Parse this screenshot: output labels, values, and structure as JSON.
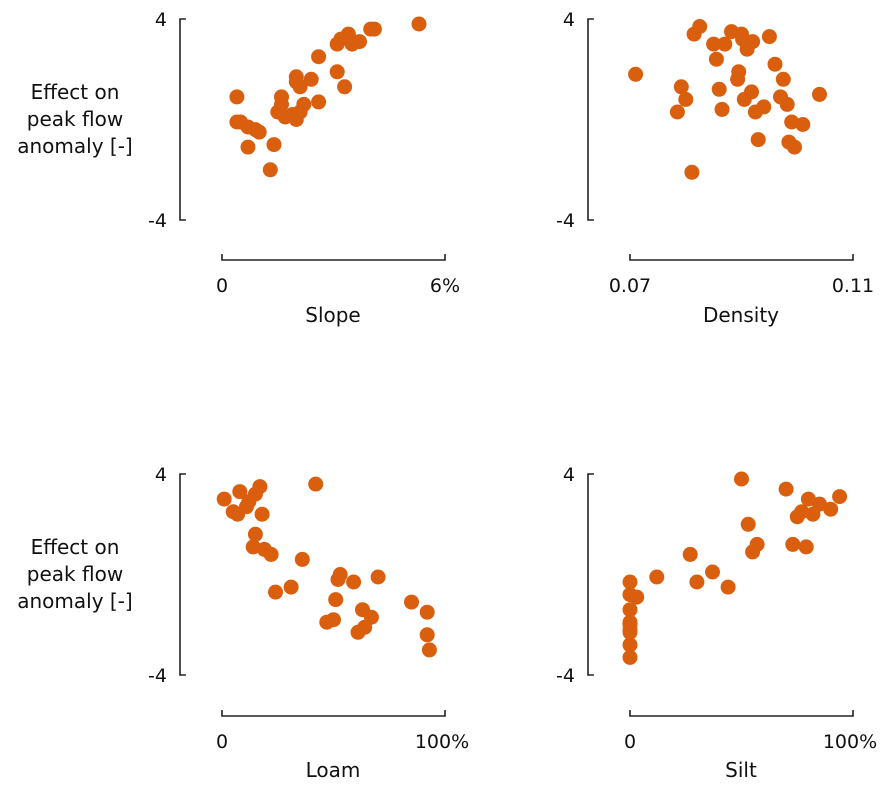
{
  "colors": {
    "points": "#d95f0e",
    "axis": "#222222"
  },
  "ylabel": [
    "Effect on",
    "peak flow",
    "anomaly [-]"
  ],
  "chart_data": [
    {
      "type": "scatter",
      "xlabel": "Slope",
      "xlim": [
        0,
        6
      ],
      "ylim": [
        -4,
        4
      ],
      "xticks": [
        "0",
        "6%"
      ],
      "yticks": [
        "4",
        "-4"
      ],
      "points": [
        [
          0.4,
          0.9
        ],
        [
          0.4,
          -0.1
        ],
        [
          0.5,
          -0.1
        ],
        [
          0.7,
          -0.3
        ],
        [
          0.9,
          -0.4
        ],
        [
          1.0,
          -0.5
        ],
        [
          0.7,
          -1.1
        ],
        [
          1.4,
          -1.0
        ],
        [
          1.3,
          -2.0
        ],
        [
          1.5,
          0.3
        ],
        [
          1.6,
          0.9
        ],
        [
          1.7,
          0.1
        ],
        [
          2.0,
          1.5
        ],
        [
          2.0,
          1.7
        ],
        [
          2.1,
          1.3
        ],
        [
          1.9,
          0.2
        ],
        [
          2.0,
          0.0
        ],
        [
          2.1,
          0.3
        ],
        [
          1.6,
          0.6
        ],
        [
          2.2,
          0.6
        ],
        [
          2.4,
          1.6
        ],
        [
          2.6,
          2.5
        ],
        [
          2.6,
          0.7
        ],
        [
          3.1,
          1.9
        ],
        [
          3.1,
          3.0
        ],
        [
          3.2,
          3.2
        ],
        [
          3.4,
          3.4
        ],
        [
          3.5,
          3.0
        ],
        [
          3.7,
          3.1
        ],
        [
          3.3,
          1.3
        ],
        [
          4.0,
          3.6
        ],
        [
          4.1,
          3.6
        ],
        [
          5.3,
          3.8
        ]
      ]
    },
    {
      "type": "scatter",
      "xlabel": "Density",
      "xlim": [
        0.07,
        0.11
      ],
      "ylim": [
        -4,
        4
      ],
      "xticks": [
        "0.07",
        "0.11"
      ],
      "yticks": [
        "4",
        "-4"
      ],
      "points": [
        [
          0.071,
          1.8
        ],
        [
          0.0785,
          0.3
        ],
        [
          0.0792,
          1.3
        ],
        [
          0.08,
          0.8
        ],
        [
          0.0811,
          -2.1
        ],
        [
          0.0815,
          3.4
        ],
        [
          0.0825,
          3.7
        ],
        [
          0.085,
          3.0
        ],
        [
          0.0865,
          0.4
        ],
        [
          0.0855,
          2.4
        ],
        [
          0.086,
          1.2
        ],
        [
          0.087,
          3.0
        ],
        [
          0.0882,
          3.5
        ],
        [
          0.0893,
          1.6
        ],
        [
          0.0895,
          1.9
        ],
        [
          0.09,
          3.4
        ],
        [
          0.0902,
          3.2
        ],
        [
          0.0905,
          0.8
        ],
        [
          0.091,
          2.8
        ],
        [
          0.0918,
          1.1
        ],
        [
          0.092,
          3.1
        ],
        [
          0.0925,
          0.3
        ],
        [
          0.093,
          -0.8
        ],
        [
          0.094,
          0.5
        ],
        [
          0.095,
          3.3
        ],
        [
          0.096,
          2.2
        ],
        [
          0.097,
          0.9
        ],
        [
          0.0975,
          1.6
        ],
        [
          0.0982,
          0.6
        ],
        [
          0.0985,
          -0.9
        ],
        [
          0.099,
          -0.1
        ],
        [
          0.0995,
          -1.1
        ],
        [
          0.101,
          -0.2
        ],
        [
          0.104,
          1.0
        ]
      ]
    },
    {
      "type": "scatter",
      "xlabel": "Loam",
      "xlim": [
        0,
        100
      ],
      "ylim": [
        -4,
        4
      ],
      "xticks": [
        "0",
        "100%"
      ],
      "yticks": [
        "4",
        "-4"
      ],
      "points": [
        [
          1,
          3.0
        ],
        [
          5,
          2.5
        ],
        [
          7,
          2.4
        ],
        [
          8,
          3.3
        ],
        [
          11,
          2.7
        ],
        [
          12,
          2.9
        ],
        [
          15,
          3.2
        ],
        [
          14,
          1.1
        ],
        [
          15,
          1.6
        ],
        [
          19,
          1.0
        ],
        [
          18,
          2.4
        ],
        [
          17,
          3.5
        ],
        [
          22,
          0.8
        ],
        [
          24,
          -0.7
        ],
        [
          31,
          -0.5
        ],
        [
          36,
          0.6
        ],
        [
          42,
          3.6
        ],
        [
          47,
          -1.9
        ],
        [
          50,
          -1.8
        ],
        [
          51,
          -1.0
        ],
        [
          52,
          -0.2
        ],
        [
          53,
          0.0
        ],
        [
          59,
          -0.3
        ],
        [
          61,
          -2.3
        ],
        [
          63,
          -1.4
        ],
        [
          64,
          -2.1
        ],
        [
          67,
          -1.7
        ],
        [
          70,
          -0.1
        ],
        [
          85,
          -1.1
        ],
        [
          92,
          -1.5
        ],
        [
          92,
          -2.4
        ],
        [
          93,
          -3.0
        ]
      ]
    },
    {
      "type": "scatter",
      "xlabel": "Silt",
      "xlim": [
        0,
        100
      ],
      "ylim": [
        -4,
        4
      ],
      "xticks": [
        "0",
        "100%"
      ],
      "yticks": [
        "4",
        "-4"
      ],
      "points": [
        [
          0,
          -0.3
        ],
        [
          0,
          -0.8
        ],
        [
          0,
          -1.4
        ],
        [
          0,
          -1.9
        ],
        [
          0,
          -2.0
        ],
        [
          0,
          -2.2
        ],
        [
          0,
          -2.3
        ],
        [
          0,
          -2.8
        ],
        [
          0,
          -3.3
        ],
        [
          3,
          -0.9
        ],
        [
          12,
          -0.1
        ],
        [
          27,
          0.8
        ],
        [
          30,
          -0.3
        ],
        [
          37,
          0.1
        ],
        [
          44,
          -0.5
        ],
        [
          50,
          3.8
        ],
        [
          53,
          2.0
        ],
        [
          55,
          0.9
        ],
        [
          57,
          1.2
        ],
        [
          70,
          3.4
        ],
        [
          73,
          1.2
        ],
        [
          75,
          2.3
        ],
        [
          77,
          2.5
        ],
        [
          79,
          1.1
        ],
        [
          80,
          3.0
        ],
        [
          82,
          2.4
        ],
        [
          85,
          2.8
        ],
        [
          90,
          2.6
        ],
        [
          94,
          3.1
        ]
      ]
    }
  ]
}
==========
#### Written exercise:
Copy the whole listing above word for word but do not carry over the pictures.

#### Task response:
Parse this screenshot: output labels, values, and structure as JSON.
{
  "colors": {
    "points": "#d95f0e",
    "axis": "#222222"
  },
  "ylabel": [
    "Effect on",
    "peak flow",
    "anomaly [-]"
  ],
  "chart_data": [
    {
      "type": "scatter",
      "xlabel": "Slope",
      "xlim": [
        0,
        6
      ],
      "ylim": [
        -4,
        4
      ],
      "xticks": [
        "0",
        "6%"
      ],
      "yticks": [
        "4",
        "-4"
      ],
      "points": [
        [
          0.4,
          0.9
        ],
        [
          0.4,
          -0.1
        ],
        [
          0.5,
          -0.1
        ],
        [
          0.7,
          -0.3
        ],
        [
          0.9,
          -0.4
        ],
        [
          1.0,
          -0.5
        ],
        [
          0.7,
          -1.1
        ],
        [
          1.4,
          -1.0
        ],
        [
          1.3,
          -2.0
        ],
        [
          1.5,
          0.3
        ],
        [
          1.6,
          0.9
        ],
        [
          1.7,
          0.1
        ],
        [
          2.0,
          1.5
        ],
        [
          2.0,
          1.7
        ],
        [
          2.1,
          1.3
        ],
        [
          1.9,
          0.2
        ],
        [
          2.0,
          0.0
        ],
        [
          2.1,
          0.3
        ],
        [
          1.6,
          0.6
        ],
        [
          2.2,
          0.6
        ],
        [
          2.4,
          1.6
        ],
        [
          2.6,
          2.5
        ],
        [
          2.6,
          0.7
        ],
        [
          3.1,
          1.9
        ],
        [
          3.1,
          3.0
        ],
        [
          3.2,
          3.2
        ],
        [
          3.4,
          3.4
        ],
        [
          3.5,
          3.0
        ],
        [
          3.7,
          3.1
        ],
        [
          3.3,
          1.3
        ],
        [
          4.0,
          3.6
        ],
        [
          4.1,
          3.6
        ],
        [
          5.3,
          3.8
        ]
      ]
    },
    {
      "type": "scatter",
      "xlabel": "Density",
      "xlim": [
        0.07,
        0.11
      ],
      "ylim": [
        -4,
        4
      ],
      "xticks": [
        "0.07",
        "0.11"
      ],
      "yticks": [
        "4",
        "-4"
      ],
      "points": [
        [
          0.071,
          1.8
        ],
        [
          0.0785,
          0.3
        ],
        [
          0.0792,
          1.3
        ],
        [
          0.08,
          0.8
        ],
        [
          0.0811,
          -2.1
        ],
        [
          0.0815,
          3.4
        ],
        [
          0.0825,
          3.7
        ],
        [
          0.085,
          3.0
        ],
        [
          0.0865,
          0.4
        ],
        [
          0.0855,
          2.4
        ],
        [
          0.086,
          1.2
        ],
        [
          0.087,
          3.0
        ],
        [
          0.0882,
          3.5
        ],
        [
          0.0893,
          1.6
        ],
        [
          0.0895,
          1.9
        ],
        [
          0.09,
          3.4
        ],
        [
          0.0902,
          3.2
        ],
        [
          0.0905,
          0.8
        ],
        [
          0.091,
          2.8
        ],
        [
          0.0918,
          1.1
        ],
        [
          0.092,
          3.1
        ],
        [
          0.0925,
          0.3
        ],
        [
          0.093,
          -0.8
        ],
        [
          0.094,
          0.5
        ],
        [
          0.095,
          3.3
        ],
        [
          0.096,
          2.2
        ],
        [
          0.097,
          0.9
        ],
        [
          0.0975,
          1.6
        ],
        [
          0.0982,
          0.6
        ],
        [
          0.0985,
          -0.9
        ],
        [
          0.099,
          -0.1
        ],
        [
          0.0995,
          -1.1
        ],
        [
          0.101,
          -0.2
        ],
        [
          0.104,
          1.0
        ]
      ]
    },
    {
      "type": "scatter",
      "xlabel": "Loam",
      "xlim": [
        0,
        100
      ],
      "ylim": [
        -4,
        4
      ],
      "xticks": [
        "0",
        "100%"
      ],
      "yticks": [
        "4",
        "-4"
      ],
      "points": [
        [
          1,
          3.0
        ],
        [
          5,
          2.5
        ],
        [
          7,
          2.4
        ],
        [
          8,
          3.3
        ],
        [
          11,
          2.7
        ],
        [
          12,
          2.9
        ],
        [
          15,
          3.2
        ],
        [
          14,
          1.1
        ],
        [
          15,
          1.6
        ],
        [
          19,
          1.0
        ],
        [
          18,
          2.4
        ],
        [
          17,
          3.5
        ],
        [
          22,
          0.8
        ],
        [
          24,
          -0.7
        ],
        [
          31,
          -0.5
        ],
        [
          36,
          0.6
        ],
        [
          42,
          3.6
        ],
        [
          47,
          -1.9
        ],
        [
          50,
          -1.8
        ],
        [
          51,
          -1.0
        ],
        [
          52,
          -0.2
        ],
        [
          53,
          0.0
        ],
        [
          59,
          -0.3
        ],
        [
          61,
          -2.3
        ],
        [
          63,
          -1.4
        ],
        [
          64,
          -2.1
        ],
        [
          67,
          -1.7
        ],
        [
          70,
          -0.1
        ],
        [
          85,
          -1.1
        ],
        [
          92,
          -1.5
        ],
        [
          92,
          -2.4
        ],
        [
          93,
          -3.0
        ]
      ]
    },
    {
      "type": "scatter",
      "xlabel": "Silt",
      "xlim": [
        0,
        100
      ],
      "ylim": [
        -4,
        4
      ],
      "xticks": [
        "0",
        "100%"
      ],
      "yticks": [
        "4",
        "-4"
      ],
      "points": [
        [
          0,
          -0.3
        ],
        [
          0,
          -0.8
        ],
        [
          0,
          -1.4
        ],
        [
          0,
          -1.9
        ],
        [
          0,
          -2.0
        ],
        [
          0,
          -2.2
        ],
        [
          0,
          -2.3
        ],
        [
          0,
          -2.8
        ],
        [
          0,
          -3.3
        ],
        [
          3,
          -0.9
        ],
        [
          12,
          -0.1
        ],
        [
          27,
          0.8
        ],
        [
          30,
          -0.3
        ],
        [
          37,
          0.1
        ],
        [
          44,
          -0.5
        ],
        [
          50,
          3.8
        ],
        [
          53,
          2.0
        ],
        [
          55,
          0.9
        ],
        [
          57,
          1.2
        ],
        [
          70,
          3.4
        ],
        [
          73,
          1.2
        ],
        [
          75,
          2.3
        ],
        [
          77,
          2.5
        ],
        [
          79,
          1.1
        ],
        [
          80,
          3.0
        ],
        [
          82,
          2.4
        ],
        [
          85,
          2.8
        ],
        [
          90,
          2.6
        ],
        [
          94,
          3.1
        ]
      ]
    }
  ]
}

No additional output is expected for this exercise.